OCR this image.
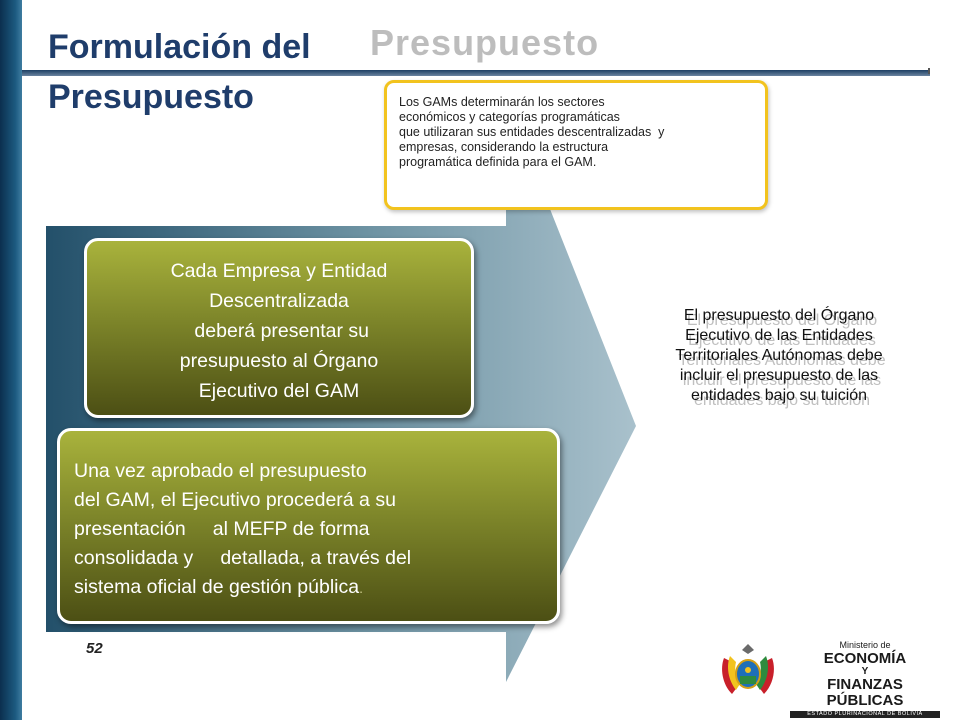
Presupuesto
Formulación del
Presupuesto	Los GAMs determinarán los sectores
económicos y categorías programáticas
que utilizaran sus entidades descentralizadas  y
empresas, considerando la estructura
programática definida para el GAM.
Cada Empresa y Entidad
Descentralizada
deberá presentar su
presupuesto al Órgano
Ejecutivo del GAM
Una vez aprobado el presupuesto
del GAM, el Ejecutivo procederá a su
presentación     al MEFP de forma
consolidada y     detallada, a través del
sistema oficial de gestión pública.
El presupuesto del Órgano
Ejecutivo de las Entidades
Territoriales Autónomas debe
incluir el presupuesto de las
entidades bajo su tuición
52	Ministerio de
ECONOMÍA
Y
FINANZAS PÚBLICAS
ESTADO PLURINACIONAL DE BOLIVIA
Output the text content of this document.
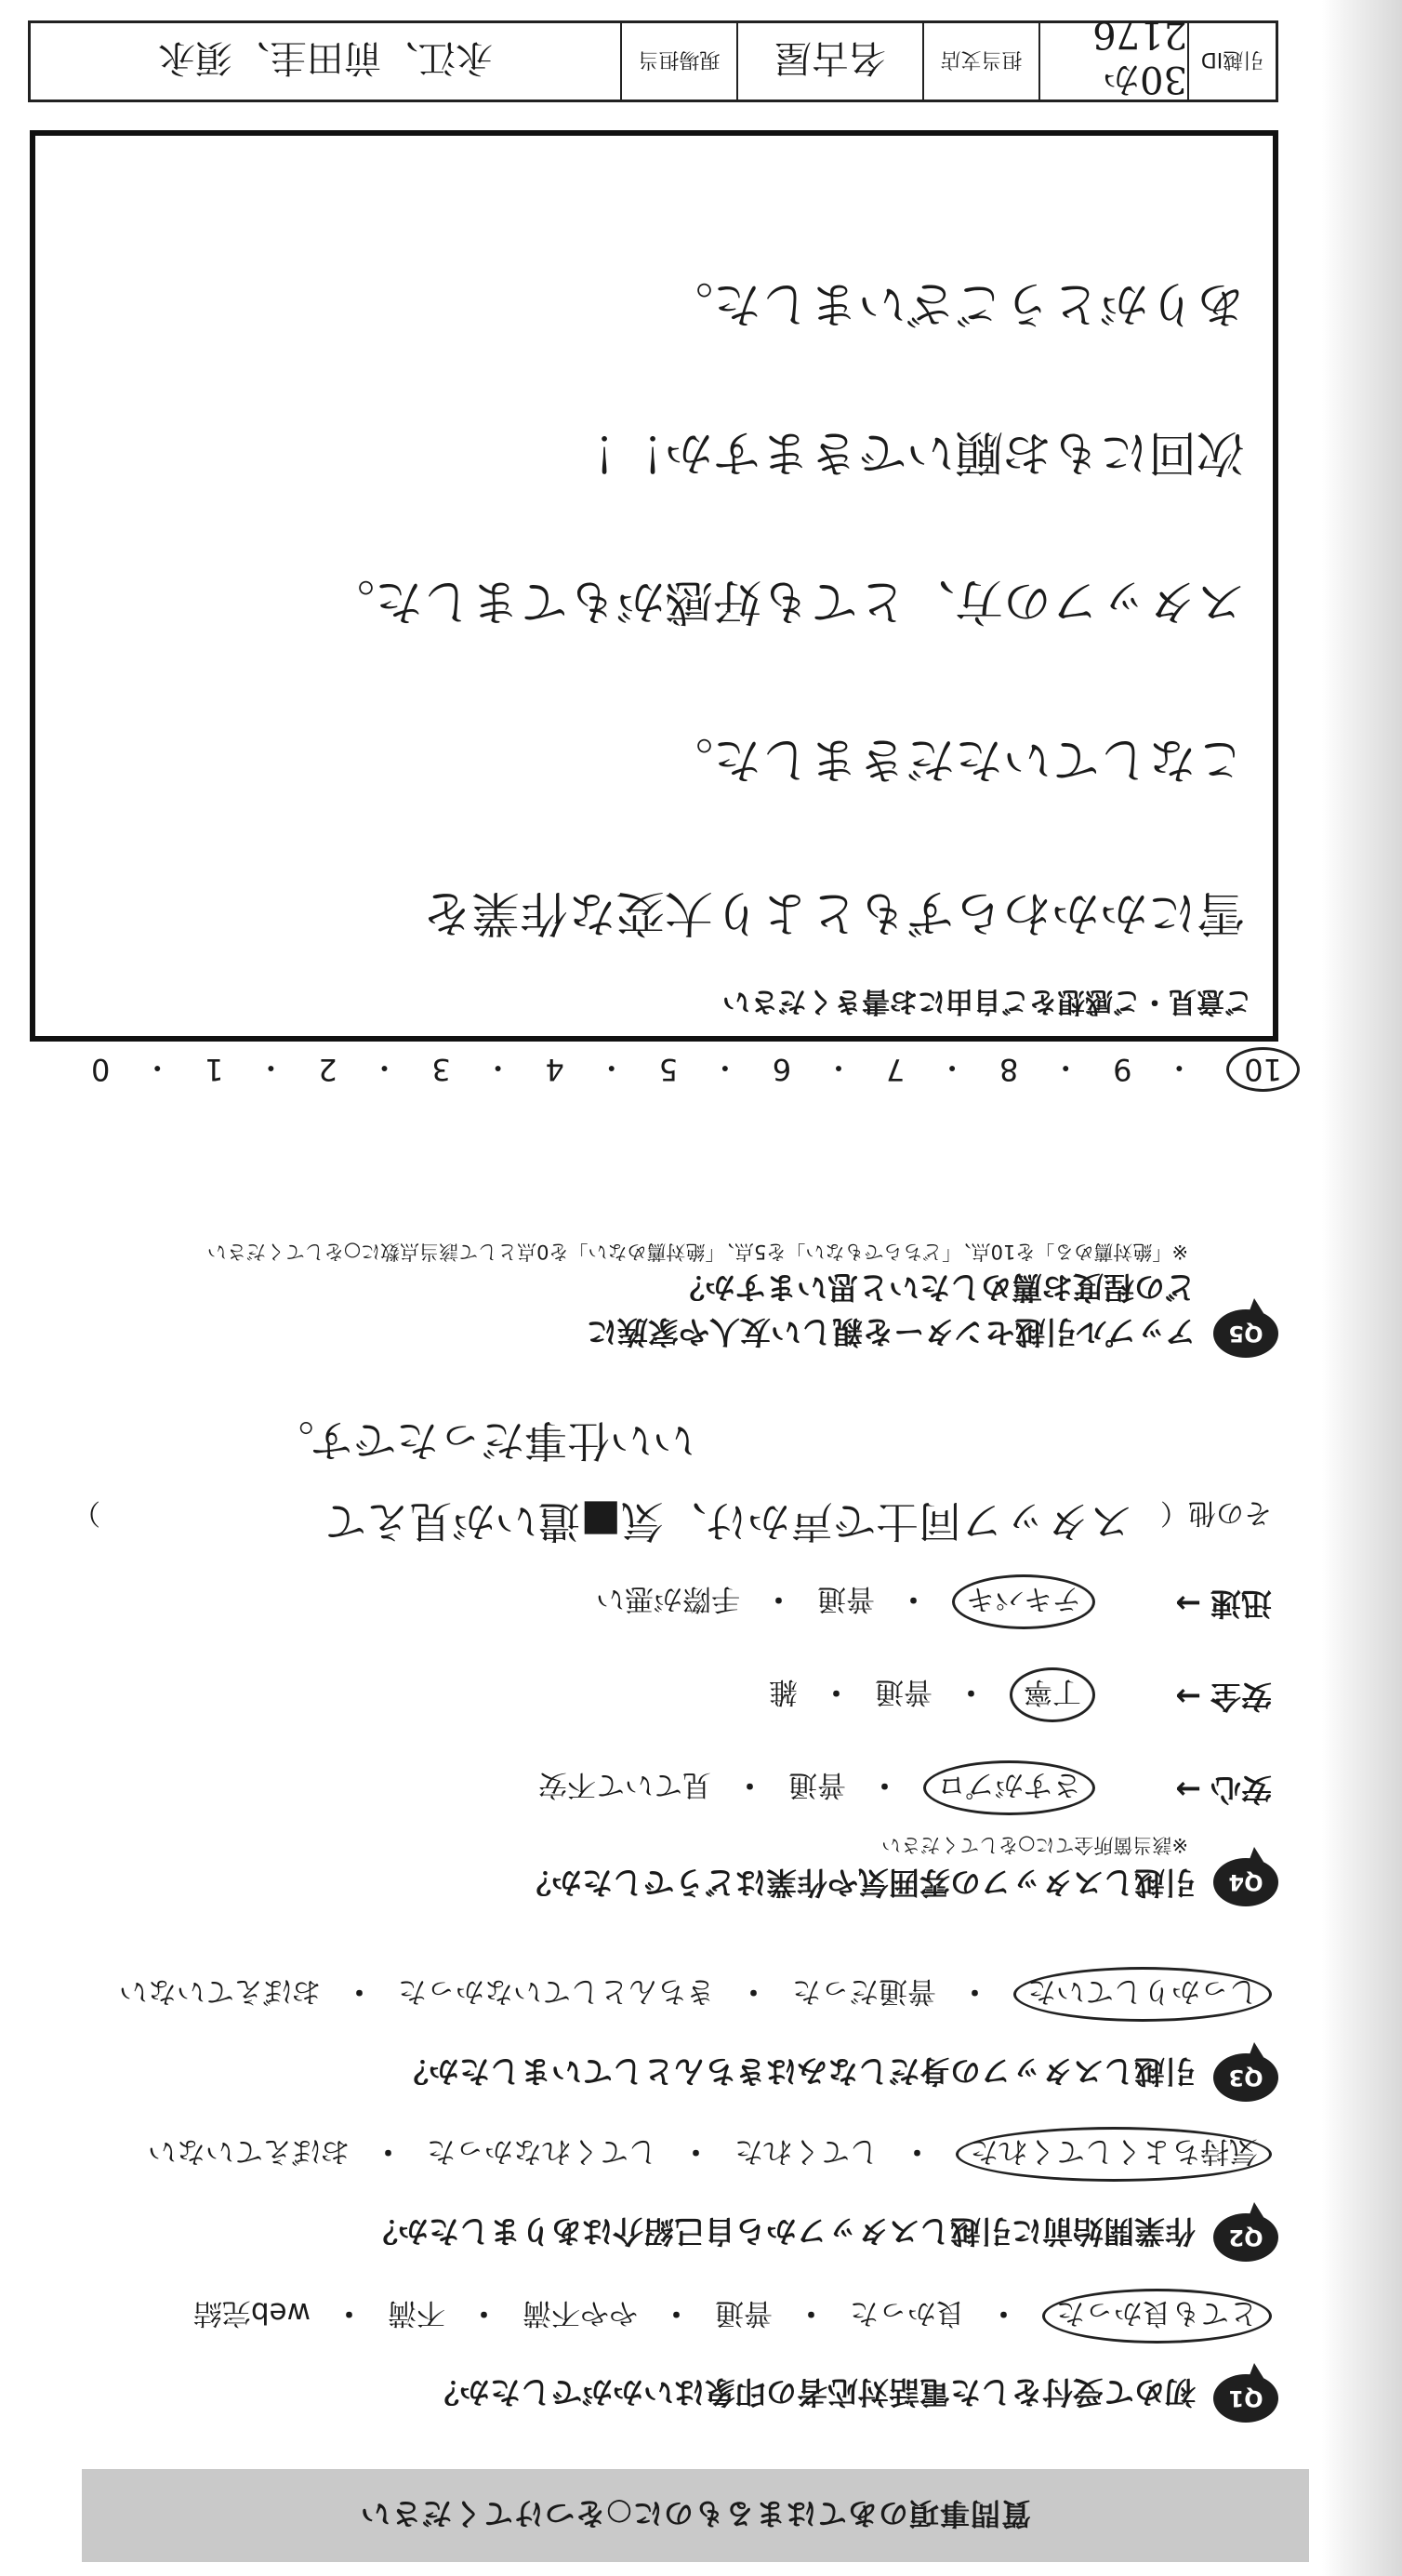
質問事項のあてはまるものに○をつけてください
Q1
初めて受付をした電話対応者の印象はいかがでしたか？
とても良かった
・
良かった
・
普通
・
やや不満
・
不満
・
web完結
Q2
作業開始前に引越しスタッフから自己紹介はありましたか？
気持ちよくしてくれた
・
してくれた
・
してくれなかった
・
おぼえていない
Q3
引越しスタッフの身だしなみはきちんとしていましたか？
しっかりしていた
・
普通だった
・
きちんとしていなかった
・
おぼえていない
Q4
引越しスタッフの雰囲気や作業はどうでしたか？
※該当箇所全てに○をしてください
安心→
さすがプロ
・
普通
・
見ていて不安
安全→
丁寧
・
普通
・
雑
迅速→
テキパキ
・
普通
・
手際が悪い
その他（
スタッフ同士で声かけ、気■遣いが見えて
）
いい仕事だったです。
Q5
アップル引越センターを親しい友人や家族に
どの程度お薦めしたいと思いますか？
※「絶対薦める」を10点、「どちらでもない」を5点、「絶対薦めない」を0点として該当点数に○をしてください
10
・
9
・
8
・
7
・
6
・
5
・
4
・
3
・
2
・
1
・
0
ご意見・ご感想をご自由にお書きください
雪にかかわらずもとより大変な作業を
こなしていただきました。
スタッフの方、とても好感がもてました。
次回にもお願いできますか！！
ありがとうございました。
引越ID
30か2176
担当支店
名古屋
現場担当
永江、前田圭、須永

▸ The exercise
Quote the preceding listing precisely and completely, omitting its images.

▸ Exercise answer
OCR this image.
Presupuesto
Formulación del
Presupuesto	Los GAMs determinarán los sectores
económicos y categorías programáticas
que utilizaran sus entidades descentralizadas  y
empresas, considerando la estructura
programática definida para el GAM.
Cada Empresa y Entidad
Descentralizada
deberá presentar su
presupuesto al Órgano
Ejecutivo del GAM
Una vez aprobado el presupuesto
del GAM, el Ejecutivo procederá a su
presentación     al MEFP de forma
consolidada y     detallada, a través del
sistema oficial de gestión pública.
El presupuesto del Órgano
Ejecutivo de las Entidades
Territoriales Autónomas debe
incluir el presupuesto de las
entidades bajo su tuición
52	Ministerio de
ECONOMÍA
Y
FINANZAS PÚBLICAS
ESTADO PLURINACIONAL DE BOLIVIA
Output the text content of this document.
質問事項のあてはまるものに○をつけてください
Q1
初めて受付をした電話対応者の印象はいかがでしたか？
とても良かった
・
良かった
・
普通
・
やや不満
・
不満
・
web完結
Q2
作業開始前に引越しスタッフから自己紹介はありましたか？
気持ちよくしてくれた
・
してくれた
・
してくれなかった
・
おぼえていない
Q3
引越しスタッフの身だしなみはきちんとしていましたか？
しっかりしていた
・
普通だった
・
きちんとしていなかった
・
おぼえていない
Q4
引越しスタッフの雰囲気や作業はどうでしたか？
※該当箇所全てに○をしてください
安心→
さすがプロ
・
普通
・
見ていて不安
安全→
丁寧
・
普通
・
雑
迅速→
テキパキ
・
普通
・
手際が悪い
その他（
スタッフ同士で声かけ、気■遣いが見えて
）
いい仕事だったです。
Q5
アップル引越センターを親しい友人や家族に
どの程度お薦めしたいと思いますか？
※「絶対薦める」を10点、「どちらでもない」を5点、「絶対薦めない」を0点として該当点数に○をしてください
10
・
9
・
8
・
7
・
6
・
5
・
4
・
3
・
2
・
1
・
0
ご意見・ご感想をご自由にお書きください
雪にかかわらずもとより大変な作業を
こなしていただきました。
スタッフの方、とても好感がもてました。
次回にもお願いできますか！！
ありがとうございました。
引越ID
30か2176
担当支店
名古屋
現場担当
永江、前田圭、須永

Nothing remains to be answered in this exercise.